> DIRECTIONS: Please return, word for word, the lines of the entries below, starting at the line containing "- svg-text:szoba: szoba: [234, 266, 307, 296]" and ending at the line containing "- svg-text:CENTRUM: CENTRUM: [899, 696, 1023, 733]", with both of those lines included.
====== RECORDS SHOWN ======
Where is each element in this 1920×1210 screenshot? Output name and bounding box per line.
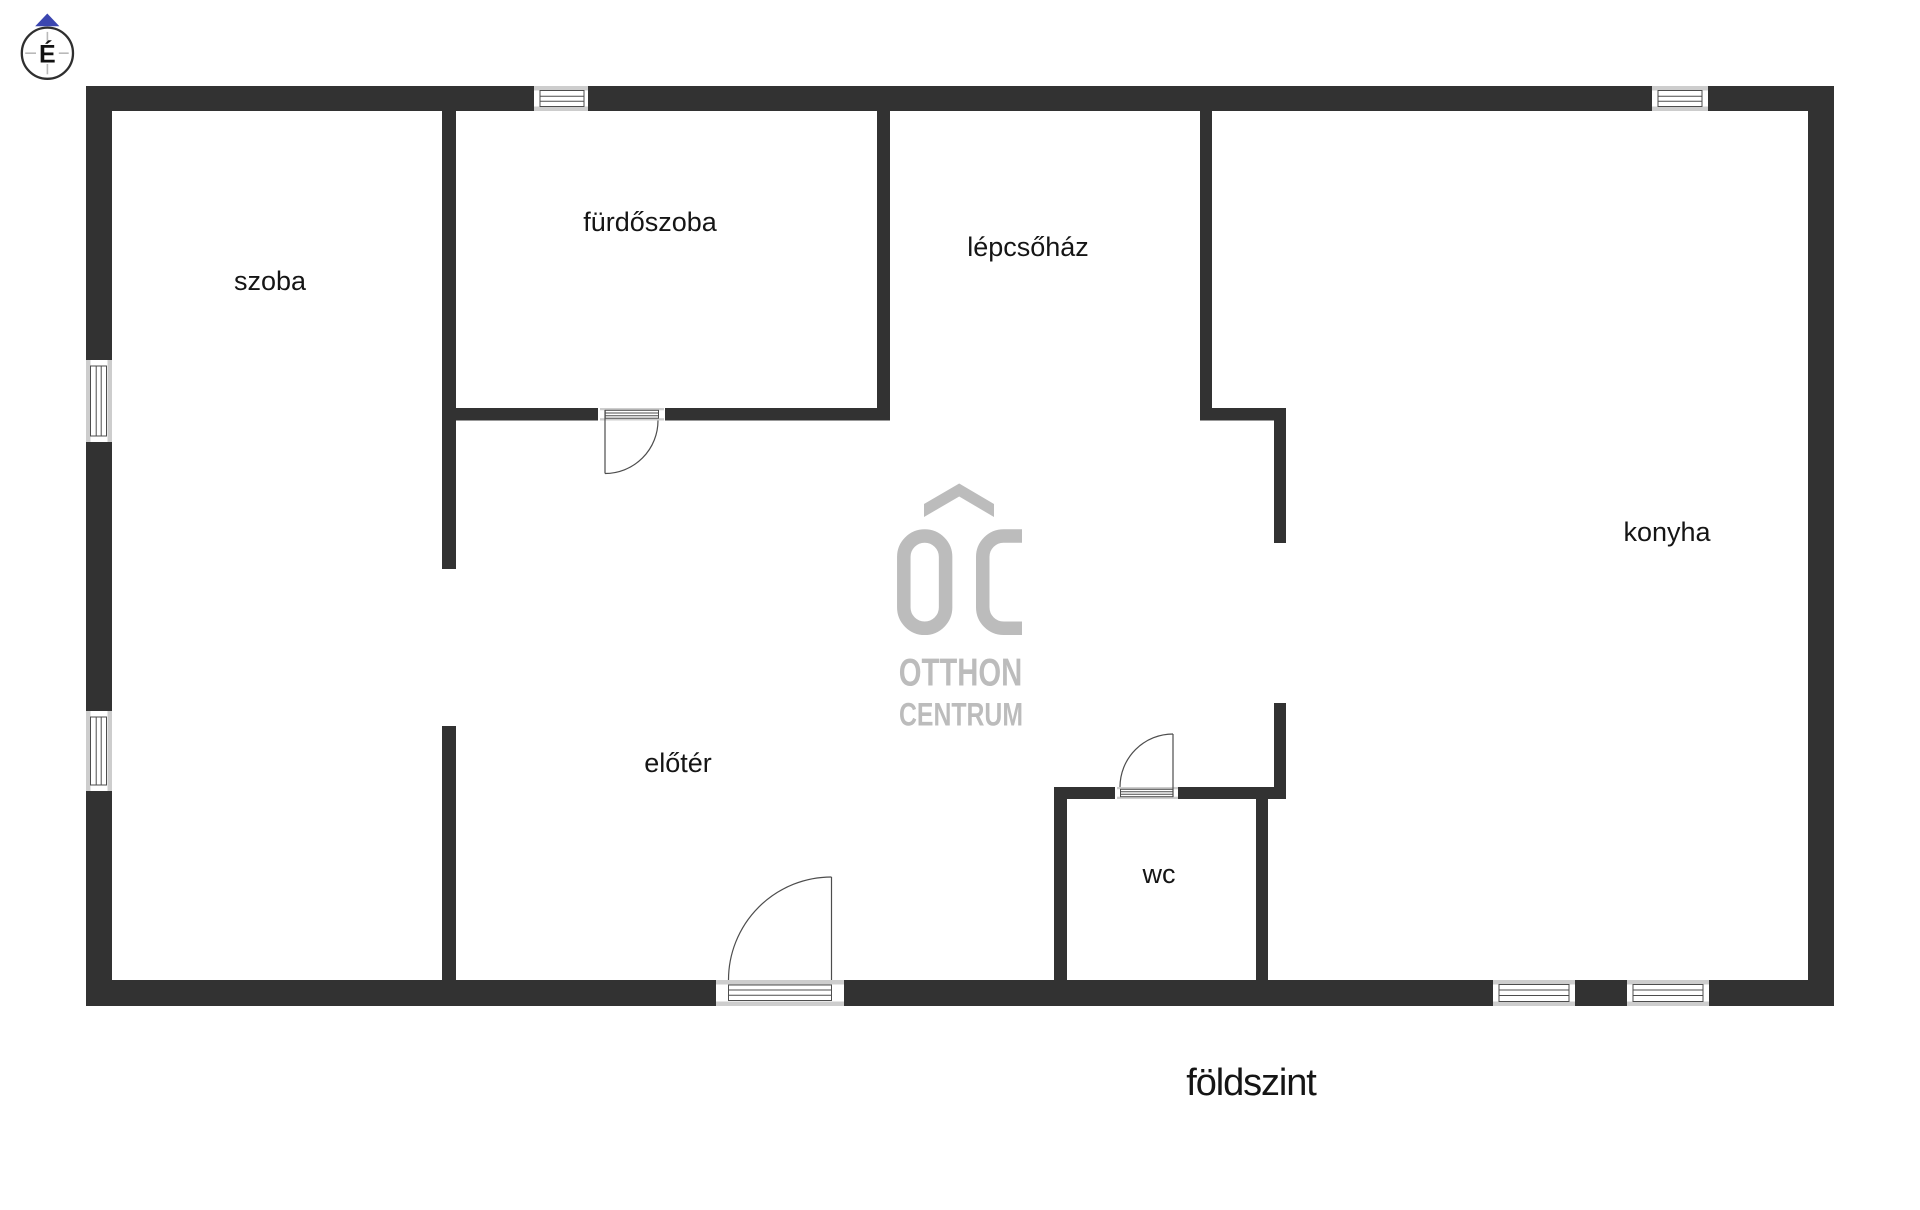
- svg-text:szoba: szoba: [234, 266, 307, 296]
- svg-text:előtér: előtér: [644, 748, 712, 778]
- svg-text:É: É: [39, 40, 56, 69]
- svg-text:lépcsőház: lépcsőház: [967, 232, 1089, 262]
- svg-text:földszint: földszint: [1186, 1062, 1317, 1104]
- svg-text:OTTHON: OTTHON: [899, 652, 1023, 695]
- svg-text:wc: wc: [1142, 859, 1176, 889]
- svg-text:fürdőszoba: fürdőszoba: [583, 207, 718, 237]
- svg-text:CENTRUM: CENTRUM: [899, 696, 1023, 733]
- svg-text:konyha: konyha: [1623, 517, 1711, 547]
======
> ANSWER BELOW:
- svg-text:szoba: szoba: [234, 266, 307, 296]
- svg-text:előtér: előtér: [644, 748, 712, 778]
- svg-text:É: É: [39, 40, 56, 69]
- svg-text:lépcsőház: lépcsőház: [967, 232, 1089, 262]
- svg-text:földszint: földszint: [1186, 1062, 1317, 1104]
- svg-text:OTTHON: OTTHON: [899, 652, 1023, 695]
- svg-text:wc: wc: [1142, 859, 1176, 889]
- svg-text:fürdőszoba: fürdőszoba: [583, 207, 718, 237]
- svg-text:CENTRUM: CENTRUM: [899, 696, 1023, 733]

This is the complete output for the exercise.